I danni dei sussidi europei

Gli aiuti statali dati in tutti i Paesi dell’Unione Europea sono stati molto importanti, in particolare in Germania, che affrontava un periodo pre-elettorale.

Tutte le case automobilistiche subiranno le conseguenze della fine degli incentivi, ma molto probabilmente Fiat ne risentirà di più, poiché molto spesso gli aiuti statali andavano principalmente ai produttori delle auto “piccole”, per motivi ecologici. Proprio in questo segmento di mercato, Fiat è ai vertici delle vendite. Il mercato europeo dovrebbe ridursi di circa il 15 per cento nella seconda parte dell’anno, mentre in Germania la contrazione si è già avvicinata al 30 per cento nei primi otto mesi del 2010.

La seguente tabella mostra la crisi nei principali mercati europei nel mese di agosto, mentre la situazione annuale non è univoca.

Mercato Europeo: la fine dei sussidi
Dati: Variazioni percentuali
Paese Agosto 2010/  Agosto 2009 Gen-Ago 2010/2009
Germania -27,0% -28,7%
Francia -7,9% 2,0%
Italia -19,3% -2,5%
Regno Unito -17,9% 13,2%
Spagna -23,8% 21,9%
UE27 -12,9% -3,5%
Fonte: Elaborazione dati ACEA

Il dato tedesco è il piú preoccupante poiché mostra una caduta continua vicino al 30 per cento, sia in agosto che nei mesi precenti. La Francia, secondo mercato europeo, mostra una diminuzione meno importante delle vendite, mentre l’Italia si avvicina al -20 per cento.

In Spagna e Gran Bretagna  la situazione è differente, poiché gli incentivi governativi sono cominciati nella seconda parte del 2009 e sono finiti più tardi che nel resto d’Europa. È la ragione per la quale nei primi 8 mesi del 2010 si è registrata una crescita nelle vendite. Tuttavia, per tutto il resto del 2010 vi sarà una diminuzione dell’ordine del 20/30 per cento.

▶ DATI ESTRATTI:
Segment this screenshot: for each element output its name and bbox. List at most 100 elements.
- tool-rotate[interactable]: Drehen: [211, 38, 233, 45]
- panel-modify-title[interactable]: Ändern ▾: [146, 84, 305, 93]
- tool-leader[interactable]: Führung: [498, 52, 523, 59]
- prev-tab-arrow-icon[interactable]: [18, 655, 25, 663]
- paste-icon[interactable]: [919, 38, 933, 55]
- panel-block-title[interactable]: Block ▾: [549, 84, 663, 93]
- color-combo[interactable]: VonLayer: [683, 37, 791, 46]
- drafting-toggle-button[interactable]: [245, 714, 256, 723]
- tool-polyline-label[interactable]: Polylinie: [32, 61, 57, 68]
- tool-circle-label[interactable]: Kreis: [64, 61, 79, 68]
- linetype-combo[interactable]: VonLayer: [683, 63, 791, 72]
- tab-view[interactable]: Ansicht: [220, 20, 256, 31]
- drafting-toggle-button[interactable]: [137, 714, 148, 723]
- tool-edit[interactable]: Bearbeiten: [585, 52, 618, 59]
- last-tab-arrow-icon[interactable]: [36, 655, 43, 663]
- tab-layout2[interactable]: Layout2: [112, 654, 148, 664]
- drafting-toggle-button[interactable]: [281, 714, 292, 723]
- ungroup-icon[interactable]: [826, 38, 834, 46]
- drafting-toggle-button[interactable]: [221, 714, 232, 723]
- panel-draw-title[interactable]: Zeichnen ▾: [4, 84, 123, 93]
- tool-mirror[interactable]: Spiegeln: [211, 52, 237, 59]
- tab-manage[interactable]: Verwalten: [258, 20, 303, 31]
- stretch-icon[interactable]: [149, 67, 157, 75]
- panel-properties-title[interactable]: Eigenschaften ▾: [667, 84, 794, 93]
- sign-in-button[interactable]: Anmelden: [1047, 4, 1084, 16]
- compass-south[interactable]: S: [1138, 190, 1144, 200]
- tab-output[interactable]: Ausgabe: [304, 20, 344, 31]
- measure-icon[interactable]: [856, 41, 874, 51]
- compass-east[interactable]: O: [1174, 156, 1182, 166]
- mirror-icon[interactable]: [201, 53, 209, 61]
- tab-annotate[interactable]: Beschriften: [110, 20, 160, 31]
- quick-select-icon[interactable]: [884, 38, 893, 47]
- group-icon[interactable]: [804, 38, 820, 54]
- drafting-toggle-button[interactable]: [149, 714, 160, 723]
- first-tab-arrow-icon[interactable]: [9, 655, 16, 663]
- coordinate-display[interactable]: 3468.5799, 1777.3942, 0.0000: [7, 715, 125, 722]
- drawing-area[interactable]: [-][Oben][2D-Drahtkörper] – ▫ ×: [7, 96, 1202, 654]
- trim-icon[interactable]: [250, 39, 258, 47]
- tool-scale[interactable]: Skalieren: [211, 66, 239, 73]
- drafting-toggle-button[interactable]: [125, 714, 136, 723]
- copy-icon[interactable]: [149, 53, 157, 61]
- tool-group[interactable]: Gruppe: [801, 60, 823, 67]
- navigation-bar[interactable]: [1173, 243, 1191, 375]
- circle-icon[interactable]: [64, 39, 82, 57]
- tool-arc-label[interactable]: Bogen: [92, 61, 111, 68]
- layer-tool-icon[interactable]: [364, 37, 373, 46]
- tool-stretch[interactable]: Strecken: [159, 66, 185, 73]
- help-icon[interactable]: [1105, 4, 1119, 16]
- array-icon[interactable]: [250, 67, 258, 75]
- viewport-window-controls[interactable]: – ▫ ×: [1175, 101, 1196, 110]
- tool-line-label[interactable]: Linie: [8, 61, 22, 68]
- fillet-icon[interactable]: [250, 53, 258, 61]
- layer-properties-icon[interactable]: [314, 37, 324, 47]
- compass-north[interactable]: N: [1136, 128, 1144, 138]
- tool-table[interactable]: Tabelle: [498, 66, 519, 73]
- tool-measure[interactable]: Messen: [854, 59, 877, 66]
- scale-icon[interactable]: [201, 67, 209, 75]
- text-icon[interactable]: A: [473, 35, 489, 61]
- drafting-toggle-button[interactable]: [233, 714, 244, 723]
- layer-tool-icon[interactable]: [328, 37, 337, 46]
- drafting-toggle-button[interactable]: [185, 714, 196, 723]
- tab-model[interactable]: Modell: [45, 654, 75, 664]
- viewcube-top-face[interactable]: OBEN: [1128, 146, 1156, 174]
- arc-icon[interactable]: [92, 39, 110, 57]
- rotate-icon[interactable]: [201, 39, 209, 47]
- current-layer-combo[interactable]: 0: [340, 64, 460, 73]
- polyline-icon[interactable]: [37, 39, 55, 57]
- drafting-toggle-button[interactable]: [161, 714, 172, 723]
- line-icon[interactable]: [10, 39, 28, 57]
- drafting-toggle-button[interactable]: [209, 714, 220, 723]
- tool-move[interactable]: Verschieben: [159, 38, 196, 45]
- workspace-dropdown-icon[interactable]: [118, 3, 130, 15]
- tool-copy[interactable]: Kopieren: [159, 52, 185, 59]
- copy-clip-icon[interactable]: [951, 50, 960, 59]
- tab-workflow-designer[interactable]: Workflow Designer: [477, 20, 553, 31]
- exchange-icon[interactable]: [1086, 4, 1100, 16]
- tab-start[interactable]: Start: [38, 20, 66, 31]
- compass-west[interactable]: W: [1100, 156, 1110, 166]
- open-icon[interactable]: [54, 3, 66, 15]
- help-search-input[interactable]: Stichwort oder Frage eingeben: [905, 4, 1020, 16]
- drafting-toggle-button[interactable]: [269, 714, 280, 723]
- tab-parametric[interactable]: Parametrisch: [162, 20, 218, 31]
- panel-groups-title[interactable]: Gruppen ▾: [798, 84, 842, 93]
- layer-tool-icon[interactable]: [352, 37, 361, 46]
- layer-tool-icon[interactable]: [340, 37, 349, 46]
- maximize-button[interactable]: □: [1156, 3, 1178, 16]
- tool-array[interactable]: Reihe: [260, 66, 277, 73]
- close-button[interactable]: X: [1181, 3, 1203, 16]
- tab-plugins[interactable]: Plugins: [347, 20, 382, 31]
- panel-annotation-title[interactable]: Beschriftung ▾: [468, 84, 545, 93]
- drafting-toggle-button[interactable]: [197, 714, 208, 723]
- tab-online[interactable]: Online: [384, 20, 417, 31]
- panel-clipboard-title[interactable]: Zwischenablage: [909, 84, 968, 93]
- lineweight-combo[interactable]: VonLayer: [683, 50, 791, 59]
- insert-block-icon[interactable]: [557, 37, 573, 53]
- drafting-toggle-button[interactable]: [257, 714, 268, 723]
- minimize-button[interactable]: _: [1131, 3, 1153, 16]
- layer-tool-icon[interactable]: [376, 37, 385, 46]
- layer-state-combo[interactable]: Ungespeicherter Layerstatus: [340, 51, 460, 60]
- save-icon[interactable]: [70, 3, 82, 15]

▶ COMPITO RICHIESTO A:
Ricopia fedelmente il testo sui sussidi europei, tutto ciò che va da "I danni dei" giù fino a "mesi del 2010.".
▶ COMPITO RICHIESTO B:
Stabilisci se queste affermazioni concordano con il testo sui sussidi europei, rispondendo sì o no e citando alla lettera le parole decisive: (i) in Spagna e Gran Bretagna gli incentivi governativi sono finiti prima che nel resto d'Europa; (ii) Fiat è ai vertici delle vendite nel segmento delle auto "piccole"; (iii) la Francia è il secondo mercato europeo.
▶ COMPITO RICHIESTO C:
Secondo il testo sui sussidi europei, di quanto dovrebbe ridursi il mercato europeo nella seconda parte dell'anno?

▶ RISPOSTA COMPLETA A:
I danni dei sussidi europei

Gli aiuti statali dati in tutti i Paesi dell’Unione Europea sono stati molto importanti, in particolare in Germania, che affrontava un periodo pre-elettorale.

Tutte le case automobilistiche subiranno le conseguenze della fine degli incentivi, ma molto probabilmente Fiat ne risentirà di più, poiché molto spesso gli aiuti statali andavano principalmente ai produttori delle auto “piccole”, per motivi ecologici. Proprio in questo segmento di mercato, Fiat è ai vertici delle vendite. Il mercato europeo dovrebbe ridursi di circa il 15 per cento nella seconda parte dell’anno, mentre in Germania la contrazione si è già avvicinata al 30 per cento nei primi otto mesi del 2010.

▶ RISPOSTA COMPLETA B:
(i) No: "sono finiti più tardi che nel resto d’Europa".
(ii) Sì: "Proprio in questo segmento di mercato, Fiat è ai vertici delle vendite."
(iii) Sì: "La Francia, secondo mercato europeo".

▶ RISPOSTA COMPLETA C:
Di circa il 15 per cento.